TASK: Show all lines of the listing that hold the word "left".

ENTRIES SUPPLIED:
## Start

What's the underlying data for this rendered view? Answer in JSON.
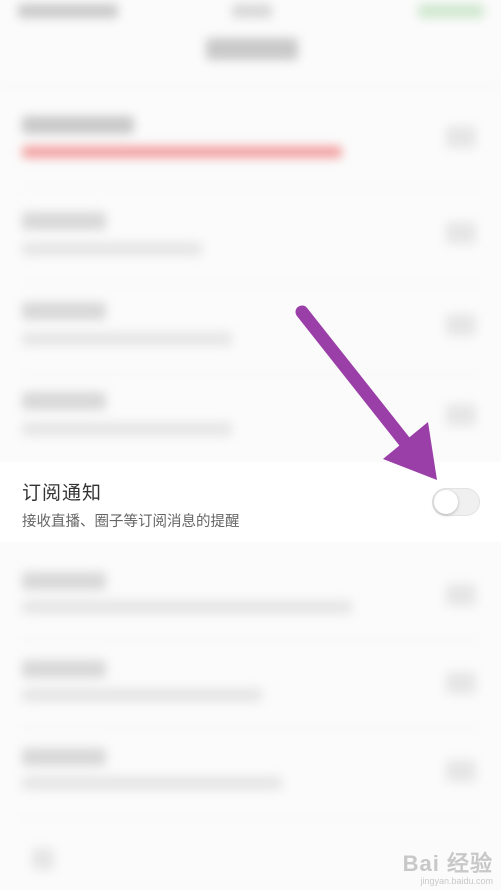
{
  "subscription_setting": {
    "title": "订阅通知",
    "description": "接收直播、圈子等订阅消息的提醒",
    "toggle_on": false
  },
  "annotation": {
    "arrow_color": "#9b3fa8"
  },
  "watermark": {
    "logo_text": "Bai 经验",
    "domain": "jingyan.baidu.com"
  }
}
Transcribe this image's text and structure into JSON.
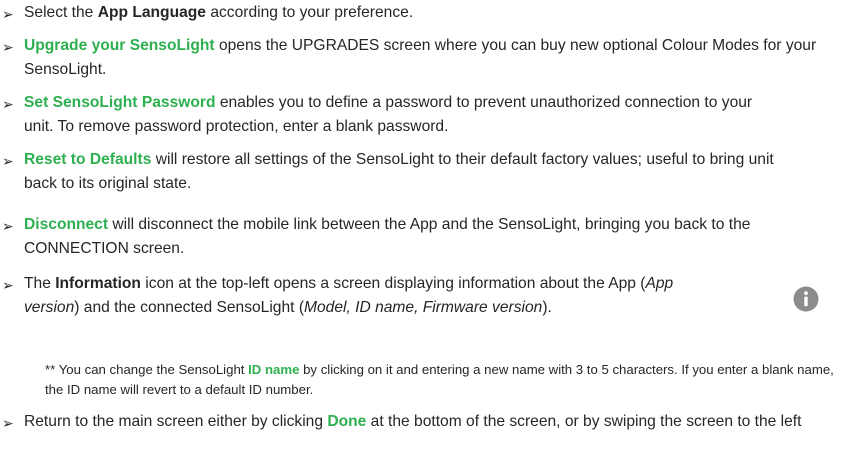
{
  "items": [
    {
      "pre": "Select the ",
      "hl": "App Language",
      "post": " according to your preference."
    },
    {
      "hl": "Upgrade your SensoLight",
      "post": " opens the UPGRADES screen where you can buy new optional Colour Modes for your SensoLight."
    },
    {
      "hl": "Set SensoLight Password",
      "post": " enables you to define a password to prevent unauthorized connection to your unit. To remove password protection, enter a blank password."
    },
    {
      "hl": "Reset to Defaults",
      "post": " will restore all settings of the SensoLight to their default factory values; useful to bring unit back to its original state."
    },
    {
      "hl": "Disconnect",
      "post": " will disconnect the mobile link between the App and the SensoLight, bringing you back to the CONNECTION screen."
    },
    {
      "pre": "The ",
      "hl": "Information",
      "mid": " icon at the top-left opens a screen displaying information about the App (",
      "it1": "App version",
      "mid2": ") and the connected SensoLight (",
      "it2": "Model, ID name, Firmware version",
      "post": ")."
    },
    {
      "pre": "Return to the main screen either by clicking ",
      "hl": "Done",
      "post": " at the bottom of the screen, or by swiping the screen to the left"
    }
  ],
  "note": {
    "pre": "** You can change the SensoLight ",
    "hl": "ID name",
    "post": " by clicking on it and entering a new name with 3 to 5 characters. If you enter a blank name, the ID name will revert to a default ID number."
  },
  "bullet_glyph": "➢",
  "info_icon": "info-circle-icon",
  "colors": {
    "highlight": "#2eb050",
    "text": "#262626",
    "icon": "#8c8c8c"
  }
}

## End

FINISHED TASK:
      "mid": " icon at the top-left opens a screen displaying information about the App (",
      "post": " at the bottom of the screen, or by swiping the screen to the left"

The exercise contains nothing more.